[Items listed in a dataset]
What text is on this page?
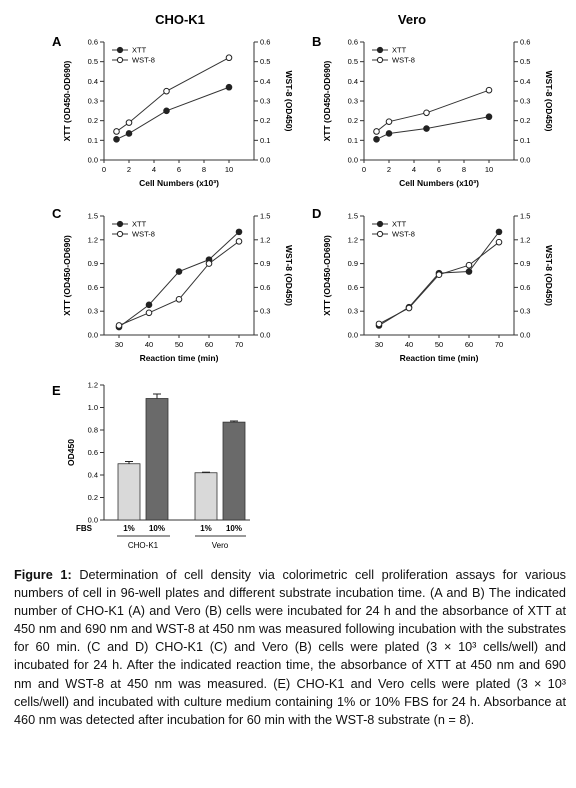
CHO-K1	Vero
A
0.0	0.0
0.1	0.1
0.2	0.2
0.3	0.3
0.4	0.4
0.5	0.5
0.6	0.6
0	2	4	6	8 10
Cell Numbers (x10³)
XTT (OD450-OD690)	WST-8 (OD450)
XTT
WST-8
B
0.0	0.0
0.1	0.1
0.2	0.2
0.3	0.3
0.4	0.4
0.5	0.5
0.6	0.6
0	2	4	6	8 10
Cell Numbers (x10³)
XTT (OD450-OD690)	WST-8 (OD450)
XTT
WST-8
C
0.0	0.0
0.3	0.3
0.6	0.6
0.9	0.9
1.2	1.2
1.5	1.5
30	40	50	60	70
Reaction time (min)
XTT (OD450-OD690)	WST-8 (OD450)
XTT
WST-8
D
0.0	0.0
0.3	0.3
0.6	0.6
0.9	0.9
1.2	1.2
1.5	1.5
30	40	50	60	70
Reaction time (min)
XTT (OD450-OD690)	WST-8 (OD450)
XTT
WST-8
E
0.0
0.2
0.4
0.6
0.8
1.0
1.2
OD450
1% 10%	1% 10%
FBS
CHO-K1	Vero
Figure 1: Determination of cell density via colorimetric cell proliferation assays for various numbers of cell in 96-well plates and different substrate incubation time. (A and B) The indicated number of CHO-K1 (A) and Vero (B) cells were incubated for 24 h and the absorbance of XTT at 450 nm and 690 nm and WST-8 at 450 nm was measured following incubation with the substrates for 60 min. (C and D) CHO-K1 (C) and Vero (B) cells were plated (3 × 10³ cells/well) and incubated for 24 h. After the indicated reaction time, the absorbance of XTT at 450 nm and 690 nm and WST-8 at 450 nm was measured. (E) CHO-K1 and Vero cells were plated (3 × 10³ cells/well) and incubated with culture medium containing 1% or 10% FBS for 24 h. Absorbance at 460 nm was detected after incubation for 60 min with the WST-8 substrate (n = 8).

*EXERCISE OBJECTIVE*
Nothing but the records, repeated exactly and stripped of pictures, should appear in the answer.

*RESPONSE BELOW*
What text is on this page?
CHO-K1	Vero
A
0.0	0.0
0.1	0.1
0.2	0.2
0.3	0.3
0.4	0.4
0.5	0.5
0.6	0.6
0	2	4	6	8 10
Cell Numbers (x10³)
XTT (OD450-OD690)	WST-8 (OD450)
XTT
WST-8
B
0.0	0.0
0.1	0.1
0.2	0.2
0.3	0.3
0.4	0.4
0.5	0.5
0.6	0.6
0	2	4	6	8 10
Cell Numbers (x10³)
XTT (OD450-OD690)	WST-8 (OD450)
XTT
WST-8
C
0.0	0.0
0.3	0.3
0.6	0.6
0.9	0.9
1.2	1.2
1.5	1.5
30	40	50	60	70
Reaction time (min)
XTT (OD450-OD690)	WST-8 (OD450)
XTT
WST-8
D
0.0	0.0
0.3	0.3
0.6	0.6
0.9	0.9
1.2	1.2
1.5	1.5
30	40	50	60	70
Reaction time (min)
XTT (OD450-OD690)	WST-8 (OD450)
XTT
WST-8
E
0.0
0.2
0.4
0.6
0.8
1.0
1.2
OD450
1% 10%	1% 10%
FBS
CHO-K1	Vero
Figure 1: Determination of cell density via colorimetric cell proliferation assays for various numbers of cell in 96-well plates and different substrate incubation time. (A and B) The indicated number of CHO-K1 (A) and Vero (B) cells were incubated for 24 h and the absorbance of XTT at 450 nm and 690 nm and WST-8 at 450 nm was measured following incubation with the substrates for 60 min. (C and D) CHO-K1 (C) and Vero (B) cells were plated (3 × 10³ cells/well) and incubated for 24 h. After the indicated reaction time, the absorbance of XTT at 450 nm and 690 nm and WST-8 at 450 nm was measured. (E) CHO-K1 and Vero cells were plated (3 × 10³ cells/well) and incubated with culture medium containing 1% or 10% FBS for 24 h. Absorbance at 460 nm was detected after incubation for 60 min with the WST-8 substrate (n = 8).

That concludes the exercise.